Collect all lines from the listing that include the string "simulation".

+++

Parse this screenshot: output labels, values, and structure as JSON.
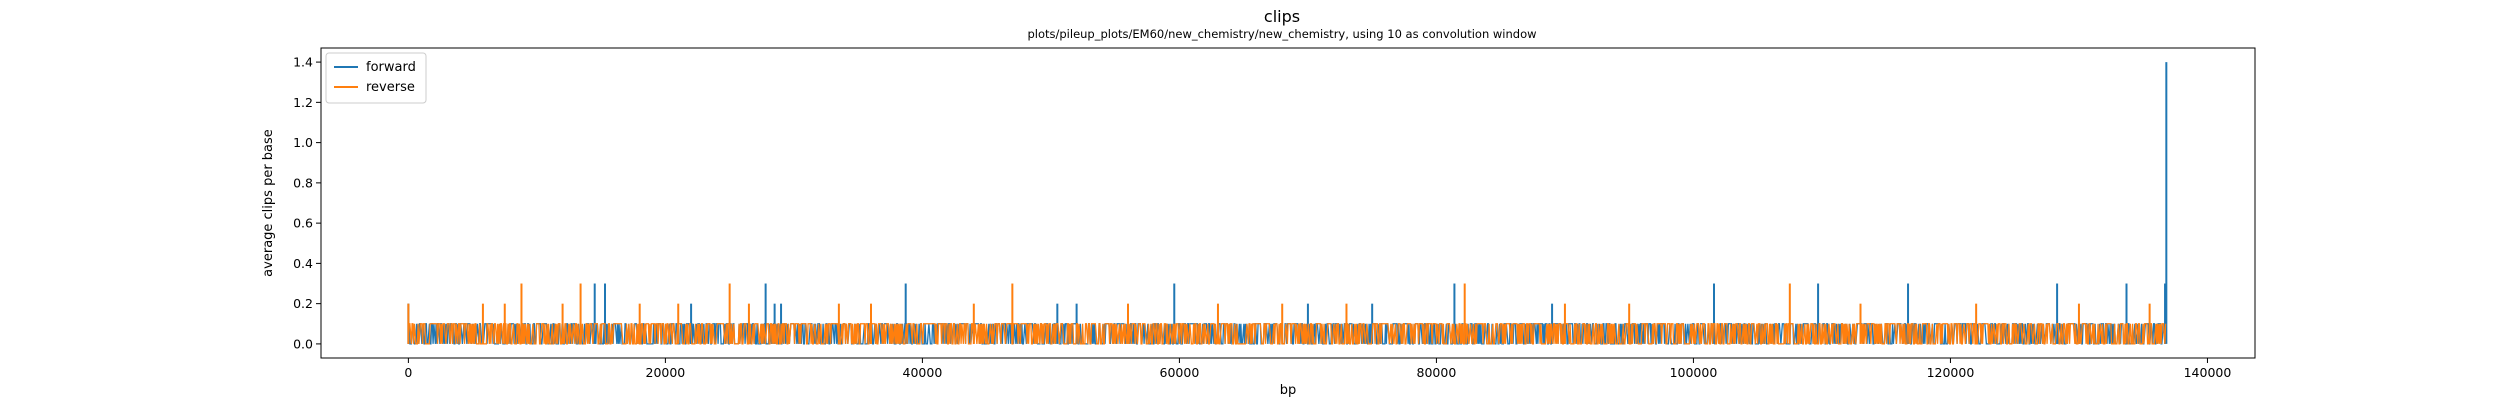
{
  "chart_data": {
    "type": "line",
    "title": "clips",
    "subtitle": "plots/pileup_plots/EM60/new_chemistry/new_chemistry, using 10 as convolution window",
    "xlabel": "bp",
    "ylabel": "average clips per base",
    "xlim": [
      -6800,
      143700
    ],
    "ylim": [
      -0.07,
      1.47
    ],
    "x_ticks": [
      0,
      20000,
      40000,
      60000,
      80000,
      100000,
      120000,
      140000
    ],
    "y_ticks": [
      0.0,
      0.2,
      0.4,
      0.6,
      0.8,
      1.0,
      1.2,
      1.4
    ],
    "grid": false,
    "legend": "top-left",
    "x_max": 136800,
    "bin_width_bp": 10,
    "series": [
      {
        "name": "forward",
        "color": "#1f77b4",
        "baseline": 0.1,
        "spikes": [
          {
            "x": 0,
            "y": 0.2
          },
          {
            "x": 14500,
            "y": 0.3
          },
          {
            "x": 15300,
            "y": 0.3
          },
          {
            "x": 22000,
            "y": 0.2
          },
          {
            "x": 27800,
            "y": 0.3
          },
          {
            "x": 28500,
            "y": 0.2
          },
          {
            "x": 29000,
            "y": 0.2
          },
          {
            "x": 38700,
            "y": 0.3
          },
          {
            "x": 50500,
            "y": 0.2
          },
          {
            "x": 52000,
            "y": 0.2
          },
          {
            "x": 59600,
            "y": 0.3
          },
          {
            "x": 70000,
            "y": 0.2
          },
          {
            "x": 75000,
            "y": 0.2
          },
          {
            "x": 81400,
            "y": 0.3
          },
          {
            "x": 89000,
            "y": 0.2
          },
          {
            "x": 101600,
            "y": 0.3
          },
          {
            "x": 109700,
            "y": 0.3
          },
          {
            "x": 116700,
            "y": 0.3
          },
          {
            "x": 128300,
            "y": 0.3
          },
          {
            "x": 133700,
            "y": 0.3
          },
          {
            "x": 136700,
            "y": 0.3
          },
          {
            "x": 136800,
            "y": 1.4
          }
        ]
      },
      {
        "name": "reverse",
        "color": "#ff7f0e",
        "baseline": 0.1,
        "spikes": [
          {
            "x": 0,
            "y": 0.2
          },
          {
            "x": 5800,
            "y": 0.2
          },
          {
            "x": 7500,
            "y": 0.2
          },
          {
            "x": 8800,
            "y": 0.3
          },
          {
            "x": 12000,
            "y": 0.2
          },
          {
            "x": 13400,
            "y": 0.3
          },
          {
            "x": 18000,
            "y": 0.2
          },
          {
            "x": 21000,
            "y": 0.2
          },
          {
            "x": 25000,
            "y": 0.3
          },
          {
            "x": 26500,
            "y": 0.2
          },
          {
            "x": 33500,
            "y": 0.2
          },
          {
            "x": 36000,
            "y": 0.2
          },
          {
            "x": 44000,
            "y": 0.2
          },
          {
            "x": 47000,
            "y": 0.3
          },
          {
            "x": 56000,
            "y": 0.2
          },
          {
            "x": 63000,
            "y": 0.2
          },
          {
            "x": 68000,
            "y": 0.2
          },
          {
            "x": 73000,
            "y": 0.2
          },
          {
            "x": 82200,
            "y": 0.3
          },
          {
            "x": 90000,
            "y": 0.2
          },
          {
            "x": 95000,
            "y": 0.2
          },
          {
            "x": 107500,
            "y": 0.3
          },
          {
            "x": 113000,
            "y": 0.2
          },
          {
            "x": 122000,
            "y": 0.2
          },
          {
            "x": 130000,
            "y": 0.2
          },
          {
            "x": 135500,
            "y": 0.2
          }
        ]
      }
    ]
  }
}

+++

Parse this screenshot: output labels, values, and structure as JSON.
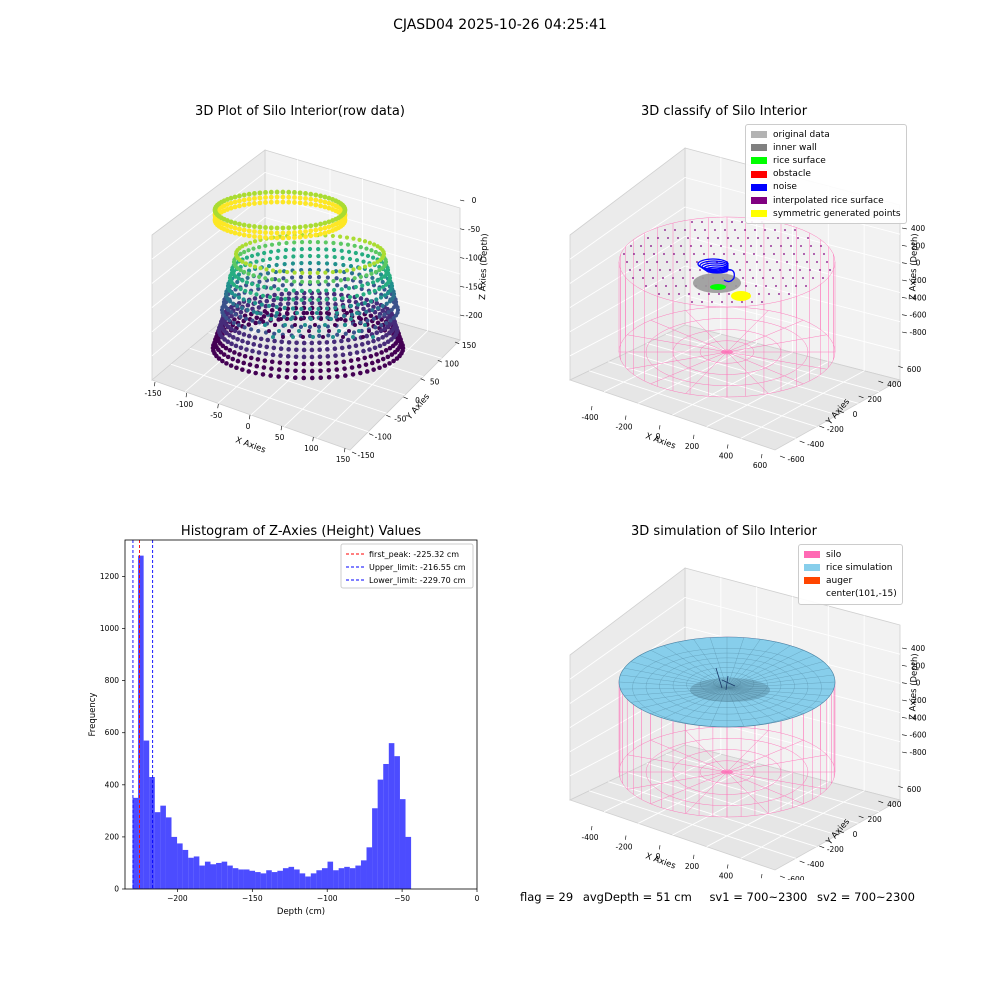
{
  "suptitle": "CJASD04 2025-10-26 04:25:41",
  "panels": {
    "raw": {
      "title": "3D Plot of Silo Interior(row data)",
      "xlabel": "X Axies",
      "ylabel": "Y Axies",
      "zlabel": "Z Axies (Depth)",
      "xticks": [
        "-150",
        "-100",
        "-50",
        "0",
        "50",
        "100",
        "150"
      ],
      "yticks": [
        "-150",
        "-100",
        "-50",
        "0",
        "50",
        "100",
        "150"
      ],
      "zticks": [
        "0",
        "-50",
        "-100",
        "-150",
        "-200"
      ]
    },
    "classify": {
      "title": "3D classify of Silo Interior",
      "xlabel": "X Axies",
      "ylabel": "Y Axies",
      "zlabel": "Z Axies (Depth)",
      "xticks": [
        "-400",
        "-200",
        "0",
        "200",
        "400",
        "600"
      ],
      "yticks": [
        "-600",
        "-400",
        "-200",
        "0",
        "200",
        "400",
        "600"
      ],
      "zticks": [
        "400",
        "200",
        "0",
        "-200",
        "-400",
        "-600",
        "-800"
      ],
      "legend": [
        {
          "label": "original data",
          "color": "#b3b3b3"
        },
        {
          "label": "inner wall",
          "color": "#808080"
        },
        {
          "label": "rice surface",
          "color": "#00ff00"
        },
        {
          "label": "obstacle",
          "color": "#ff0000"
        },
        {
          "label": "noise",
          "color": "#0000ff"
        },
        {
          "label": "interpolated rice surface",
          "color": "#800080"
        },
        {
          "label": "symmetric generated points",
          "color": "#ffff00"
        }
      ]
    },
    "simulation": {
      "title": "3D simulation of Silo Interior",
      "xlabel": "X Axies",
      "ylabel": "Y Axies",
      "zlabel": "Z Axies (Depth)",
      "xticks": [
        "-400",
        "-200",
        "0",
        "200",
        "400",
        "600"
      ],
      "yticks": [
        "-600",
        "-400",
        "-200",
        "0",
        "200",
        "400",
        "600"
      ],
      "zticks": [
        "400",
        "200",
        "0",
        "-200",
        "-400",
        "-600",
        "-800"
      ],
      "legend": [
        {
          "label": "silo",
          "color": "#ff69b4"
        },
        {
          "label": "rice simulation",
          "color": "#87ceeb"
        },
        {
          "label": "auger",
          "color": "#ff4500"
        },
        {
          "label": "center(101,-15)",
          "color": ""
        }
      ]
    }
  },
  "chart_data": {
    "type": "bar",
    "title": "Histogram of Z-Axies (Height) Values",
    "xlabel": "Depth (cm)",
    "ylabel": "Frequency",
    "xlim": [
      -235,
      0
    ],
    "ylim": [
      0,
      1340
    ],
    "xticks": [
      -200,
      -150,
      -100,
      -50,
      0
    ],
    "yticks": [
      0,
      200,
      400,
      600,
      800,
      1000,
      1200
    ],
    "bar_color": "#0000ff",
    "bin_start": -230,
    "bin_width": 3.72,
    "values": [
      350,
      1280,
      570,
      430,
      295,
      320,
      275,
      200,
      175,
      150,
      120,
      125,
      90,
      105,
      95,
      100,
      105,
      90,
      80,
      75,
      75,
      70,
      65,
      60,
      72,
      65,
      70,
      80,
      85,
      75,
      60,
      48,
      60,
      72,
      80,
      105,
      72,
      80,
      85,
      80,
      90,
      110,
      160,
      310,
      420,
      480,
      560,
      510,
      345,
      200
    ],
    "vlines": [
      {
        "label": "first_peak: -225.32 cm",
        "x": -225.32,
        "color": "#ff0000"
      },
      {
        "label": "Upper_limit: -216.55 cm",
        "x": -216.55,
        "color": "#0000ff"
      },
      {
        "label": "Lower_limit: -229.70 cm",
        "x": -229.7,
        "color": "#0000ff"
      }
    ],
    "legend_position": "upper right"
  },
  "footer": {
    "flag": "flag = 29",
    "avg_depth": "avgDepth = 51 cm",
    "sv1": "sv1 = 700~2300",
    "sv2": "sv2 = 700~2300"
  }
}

+++

** RESPONSE TO THIS EXERCISE **
    "simulation": {
      "title": "3D simulation of Silo Interior",
          "label": "rice simulation",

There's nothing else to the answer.